### TASK REQUIREMENTS
Exactly as written, please set down all of the entries again, with no pictures.

☆ ☆ ☆

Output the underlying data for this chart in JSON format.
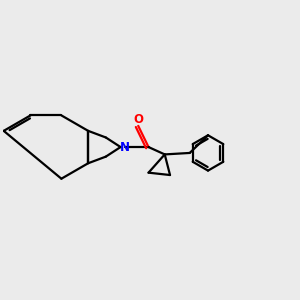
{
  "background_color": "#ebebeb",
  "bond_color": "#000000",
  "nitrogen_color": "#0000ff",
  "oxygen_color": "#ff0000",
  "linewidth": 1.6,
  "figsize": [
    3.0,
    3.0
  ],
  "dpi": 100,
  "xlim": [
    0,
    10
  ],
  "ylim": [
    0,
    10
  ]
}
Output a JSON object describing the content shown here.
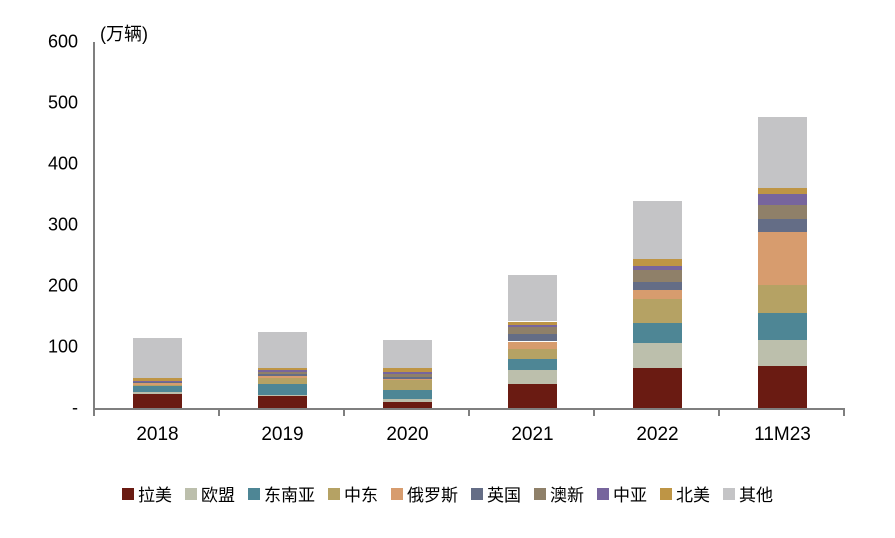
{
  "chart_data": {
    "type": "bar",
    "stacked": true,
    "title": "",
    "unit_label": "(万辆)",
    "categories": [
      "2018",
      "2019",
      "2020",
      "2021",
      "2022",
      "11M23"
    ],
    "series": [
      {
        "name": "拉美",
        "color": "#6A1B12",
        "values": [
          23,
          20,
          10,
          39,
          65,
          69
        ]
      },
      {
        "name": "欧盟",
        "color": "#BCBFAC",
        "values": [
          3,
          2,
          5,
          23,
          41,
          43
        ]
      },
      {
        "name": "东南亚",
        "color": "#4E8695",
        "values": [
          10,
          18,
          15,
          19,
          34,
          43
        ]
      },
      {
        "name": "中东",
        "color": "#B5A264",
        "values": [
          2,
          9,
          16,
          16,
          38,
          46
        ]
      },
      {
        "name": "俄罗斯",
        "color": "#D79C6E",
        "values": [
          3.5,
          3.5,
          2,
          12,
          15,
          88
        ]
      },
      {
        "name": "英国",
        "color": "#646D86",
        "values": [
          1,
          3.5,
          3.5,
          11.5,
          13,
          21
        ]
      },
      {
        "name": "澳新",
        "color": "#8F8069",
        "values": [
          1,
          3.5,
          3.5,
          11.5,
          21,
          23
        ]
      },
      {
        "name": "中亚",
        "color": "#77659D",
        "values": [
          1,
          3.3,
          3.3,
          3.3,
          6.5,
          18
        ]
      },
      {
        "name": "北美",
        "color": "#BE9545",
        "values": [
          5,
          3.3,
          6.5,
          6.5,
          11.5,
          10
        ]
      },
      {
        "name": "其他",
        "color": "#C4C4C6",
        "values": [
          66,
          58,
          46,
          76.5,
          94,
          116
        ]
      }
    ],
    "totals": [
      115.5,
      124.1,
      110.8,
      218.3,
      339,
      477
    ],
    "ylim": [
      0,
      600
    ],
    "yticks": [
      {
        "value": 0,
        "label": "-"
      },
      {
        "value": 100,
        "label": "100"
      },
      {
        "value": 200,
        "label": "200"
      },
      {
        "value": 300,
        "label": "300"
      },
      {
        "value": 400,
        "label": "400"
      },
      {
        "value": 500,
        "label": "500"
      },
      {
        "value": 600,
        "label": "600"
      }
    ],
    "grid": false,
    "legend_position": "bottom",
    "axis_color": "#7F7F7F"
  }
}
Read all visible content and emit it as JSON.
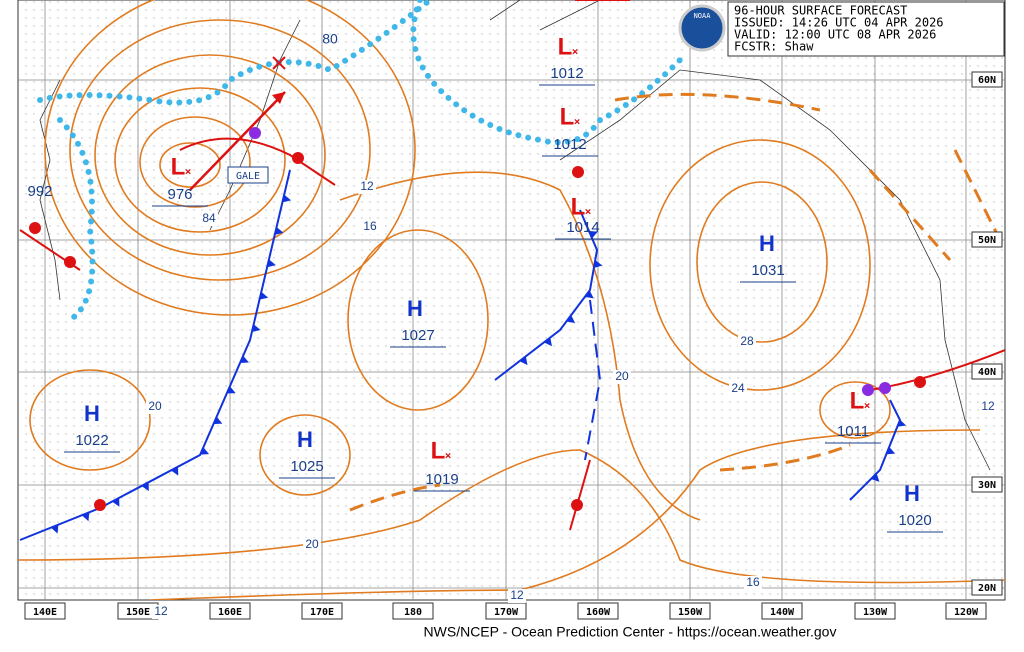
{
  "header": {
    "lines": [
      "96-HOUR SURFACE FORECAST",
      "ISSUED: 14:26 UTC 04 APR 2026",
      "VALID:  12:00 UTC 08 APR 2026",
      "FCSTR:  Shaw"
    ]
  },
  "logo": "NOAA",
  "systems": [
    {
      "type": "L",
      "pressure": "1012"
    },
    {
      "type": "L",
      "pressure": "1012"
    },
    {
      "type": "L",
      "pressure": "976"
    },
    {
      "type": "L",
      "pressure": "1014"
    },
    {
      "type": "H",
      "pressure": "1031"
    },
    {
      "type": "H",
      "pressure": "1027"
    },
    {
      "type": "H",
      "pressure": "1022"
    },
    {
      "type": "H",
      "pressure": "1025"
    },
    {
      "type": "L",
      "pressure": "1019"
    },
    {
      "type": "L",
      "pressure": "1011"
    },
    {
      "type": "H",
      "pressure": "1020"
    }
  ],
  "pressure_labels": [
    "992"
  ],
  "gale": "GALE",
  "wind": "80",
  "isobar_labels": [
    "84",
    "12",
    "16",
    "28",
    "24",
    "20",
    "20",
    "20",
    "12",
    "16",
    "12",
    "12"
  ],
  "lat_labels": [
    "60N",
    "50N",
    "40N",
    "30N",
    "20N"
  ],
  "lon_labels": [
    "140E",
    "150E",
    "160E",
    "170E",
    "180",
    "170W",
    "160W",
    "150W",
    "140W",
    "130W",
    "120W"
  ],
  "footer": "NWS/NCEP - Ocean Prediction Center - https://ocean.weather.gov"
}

☆ ☆ ☆

### RESPONSE
Output the underlying data for this chart in JSON format.
{
  "background_color": "#ebebeb",
  "bond_color": "#000000",
  "nitrogen_color": "#0000ff",
  "oxygen_color": "#ff0000",
  "linewidth": 1.6,
  "figsize": [
    3.0,
    3.0
  ],
  "dpi": 100,
  "xlim": [
    0,
    10
  ],
  "ylim": [
    0,
    10
  ]
}
Output a JSON object describing the content shown here.
{
  "chart_data": {
    "type": "bar",
    "stacked": true,
    "title": "",
    "unit_label": "(万辆)",
    "categories": [
      "2018",
      "2019",
      "2020",
      "2021",
      "2022",
      "11M23"
    ],
    "series": [
      {
        "name": "拉美",
        "color": "#6A1B12",
        "values": [
          23,
          20,
          10,
          39,
          65,
          69
        ]
      },
      {
        "name": "欧盟",
        "color": "#BCBFAC",
        "values": [
          3,
          2,
          5,
          23,
          41,
          43
        ]
      },
      {
        "name": "东南亚",
        "color": "#4E8695",
        "values": [
          10,
          18,
          15,
          19,
          34,
          43
        ]
      },
      {
        "name": "中东",
        "color": "#B5A264",
        "values": [
          2,
          9,
          16,
          16,
          38,
          46
        ]
      },
      {
        "name": "俄罗斯",
        "color": "#D79C6E",
        "values": [
          3.5,
          3.5,
          2,
          12,
          15,
          88
        ]
      },
      {
        "name": "英国",
        "color": "#646D86",
        "values": [
          1,
          3.5,
          3.5,
          11.5,
          13,
          21
        ]
      },
      {
        "name": "澳新",
        "color": "#8F8069",
        "values": [
          1,
          3.5,
          3.5,
          11.5,
          21,
          23
        ]
      },
      {
        "name": "中亚",
        "color": "#77659D",
        "values": [
          1,
          3.3,
          3.3,
          3.3,
          6.5,
          18
        ]
      },
      {
        "name": "北美",
        "color": "#BE9545",
        "values": [
          5,
          3.3,
          6.5,
          6.5,
          11.5,
          10
        ]
      },
      {
        "name": "其他",
        "color": "#C4C4C6",
        "values": [
          66,
          58,
          46,
          76.5,
          94,
          116
        ]
      }
    ],
    "totals": [
      115.5,
      124.1,
      110.8,
      218.3,
      339,
      477
    ],
    "ylim": [
      0,
      600
    ],
    "yticks": [
      {
        "value": 0,
        "label": "-"
      },
      {
        "value": 100,
        "label": "100"
      },
      {
        "value": 200,
        "label": "200"
      },
      {
        "value": 300,
        "label": "300"
      },
      {
        "value": 400,
        "label": "400"
      },
      {
        "value": 500,
        "label": "500"
      },
      {
        "value": 600,
        "label": "600"
      }
    ],
    "grid": false,
    "legend_position": "bottom",
    "axis_color": "#7F7F7F"
  }
}
Read all visible content and emit it as JSON.
{
  "header": {
    "lines": [
      "96-HOUR SURFACE FORECAST",
      "ISSUED: 14:26 UTC 04 APR 2026",
      "VALID:  12:00 UTC 08 APR 2026",
      "FCSTR:  Shaw"
    ]
  },
  "logo": "NOAA",
  "systems": [
    {
      "type": "L",
      "pressure": "1012"
    },
    {
      "type": "L",
      "pressure": "1012"
    },
    {
      "type": "L",
      "pressure": "976"
    },
    {
      "type": "L",
      "pressure": "1014"
    },
    {
      "type": "H",
      "pressure": "1031"
    },
    {
      "type": "H",
      "pressure": "1027"
    },
    {
      "type": "H",
      "pressure": "1022"
    },
    {
      "type": "H",
      "pressure": "1025"
    },
    {
      "type": "L",
      "pressure": "1019"
    },
    {
      "type": "L",
      "pressure": "1011"
    },
    {
      "type": "H",
      "pressure": "1020"
    }
  ],
  "pressure_labels": [
    "992"
  ],
  "gale": "GALE",
  "wind": "80",
  "isobar_labels": [
    "84",
    "12",
    "16",
    "28",
    "24",
    "20",
    "20",
    "20",
    "12",
    "16",
    "12",
    "12"
  ],
  "lat_labels": [
    "60N",
    "50N",
    "40N",
    "30N",
    "20N"
  ],
  "lon_labels": [
    "140E",
    "150E",
    "160E",
    "170E",
    "180",
    "170W",
    "160W",
    "150W",
    "140W",
    "130W",
    "120W"
  ],
  "footer": "NWS/NCEP - Ocean Prediction Center - https://ocean.weather.gov"
}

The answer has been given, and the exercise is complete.